# RECORDS SHOWN start

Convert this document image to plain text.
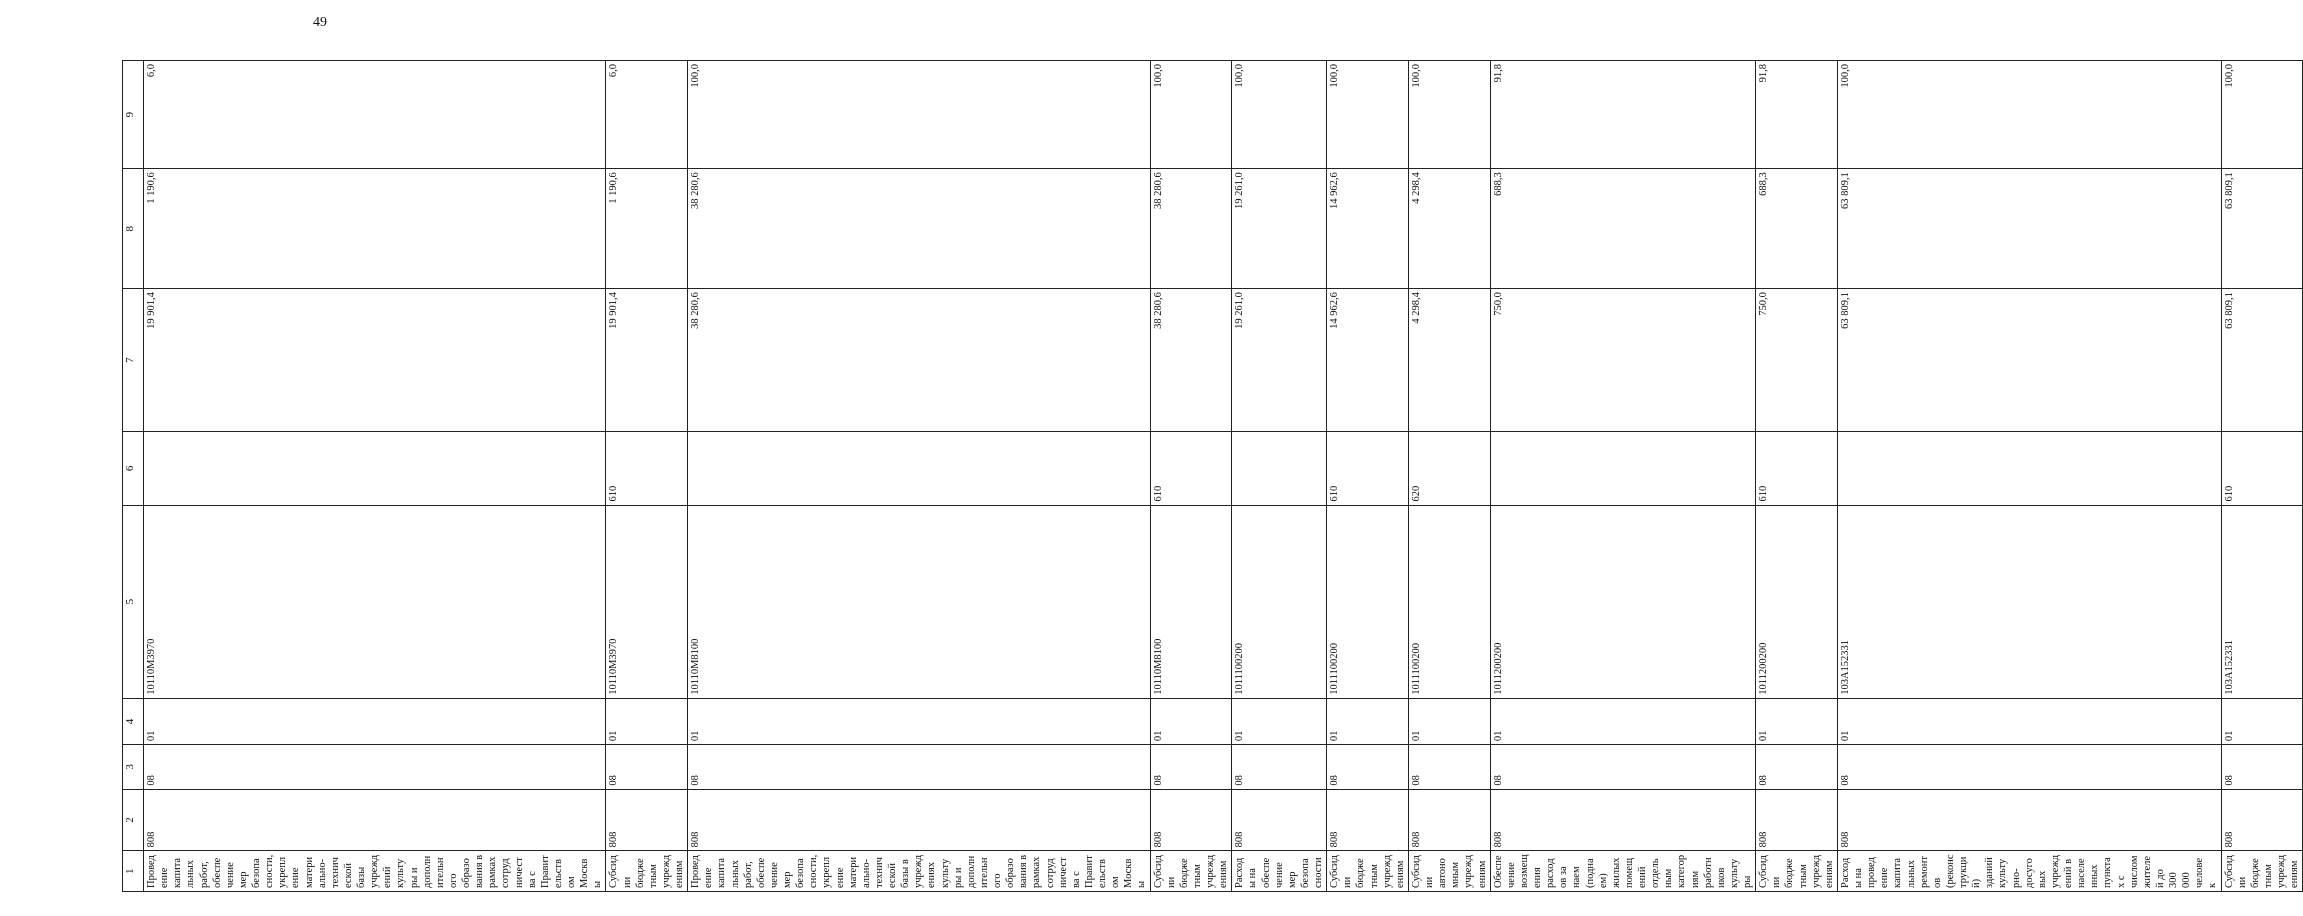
49
1	2	3	4	5	6	7	8	9
Проведение капитальных работ, обеспечение мер безопасности, укрепление материально-технической базы учреждений культуры и дополнительного образования в рамках сотрудничества с Правительством Москвы	808	08	01	10110M3970		19 901,4	1 190,6	6,0
Субсидии бюджетным учреждениям	808	08	01	10110M3970	610	19 901,4	1 190,6	6,0
Проведение капитальных работ, обеспечение мер безопасности, укрепление материально-технической базы в учреждениях культуры и дополнительного образования в рамках сотрудничества с Правительством Москвы	808	08	01	10110M8100		38 280,6	38 280,6	100,0
Субсидии бюджетным учреждениям	808	08	01	10110M8100	610	38 280,6	38 280,6	100,0
Расходы на обеспечение мер безопасности	808	08	01	1011100200		19 261,0	19 261,0	100,0
Субсидии бюджетным учреждениям	808	08	01	1011100200	610	14 962,6	14 962,6	100,0
Субсидии автономным учреждениям	808	08	01	1011100200	620	4 298,4	4 298,4	100,0
Обеспечение возмещения расходов за наем (поднаем) жилых помещений отдельным категориям работников культуры	808	08	01	1011200200		750,0	688,3	91,8
Субсидии бюджетным учреждениям	808	08	01	1011200200	610	750,0	688,3	91,8
Расходы на проведение капитальных ремонтов (реконструкций) зданий культурно-досуговых учреждений в населенных пунктах с числом жителей до 300 000 человек	808	08	01	103A152331		63 809,1	63 809,1	100,0
Субсидии бюджетным учреждениям	808	08	01	103A152331	610	63 809,1	63 809,1	100,0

# RECORDS SHOWN end

→ **WHAT YOU HAVE TO DO**
Copy all the records above exactly, but leave out the pictures.

→ **COMPLETE OUTPUT**
Convert this document image to plain text.
49
1	2	3	4	5	6	7	8	9
Проведение капитальных работ, обеспечение мер безопасности, укрепление материально-технической базы учреждений культуры и дополнительного образования в рамках сотрудничества с Правительством Москвы	808	08	01	10110M3970		19 901,4	1 190,6	6,0
Субсидии бюджетным учреждениям	808	08	01	10110M3970	610	19 901,4	1 190,6	6,0
Проведение капитальных работ, обеспечение мер безопасности, укрепление материально-технической базы в учреждениях культуры и дополнительного образования в рамках сотрудничества с Правительством Москвы	808	08	01	10110M8100		38 280,6	38 280,6	100,0
Субсидии бюджетным учреждениям	808	08	01	10110M8100	610	38 280,6	38 280,6	100,0
Расходы на обеспечение мер безопасности	808	08	01	1011100200		19 261,0	19 261,0	100,0
Субсидии бюджетным учреждениям	808	08	01	1011100200	610	14 962,6	14 962,6	100,0
Субсидии автономным учреждениям	808	08	01	1011100200	620	4 298,4	4 298,4	100,0
Обеспечение возмещения расходов за наем (поднаем) жилых помещений отдельным категориям работников культуры	808	08	01	1011200200		750,0	688,3	91,8
Субсидии бюджетным учреждениям	808	08	01	1011200200	610	750,0	688,3	91,8
Расходы на проведение капитальных ремонтов (реконструкций) зданий культурно-досуговых учреждений в населенных пунктах с числом жителей до 300 000 человек	808	08	01	103A152331		63 809,1	63 809,1	100,0
Субсидии бюджетным учреждениям	808	08	01	103A152331	610	63 809,1	63 809,1	100,0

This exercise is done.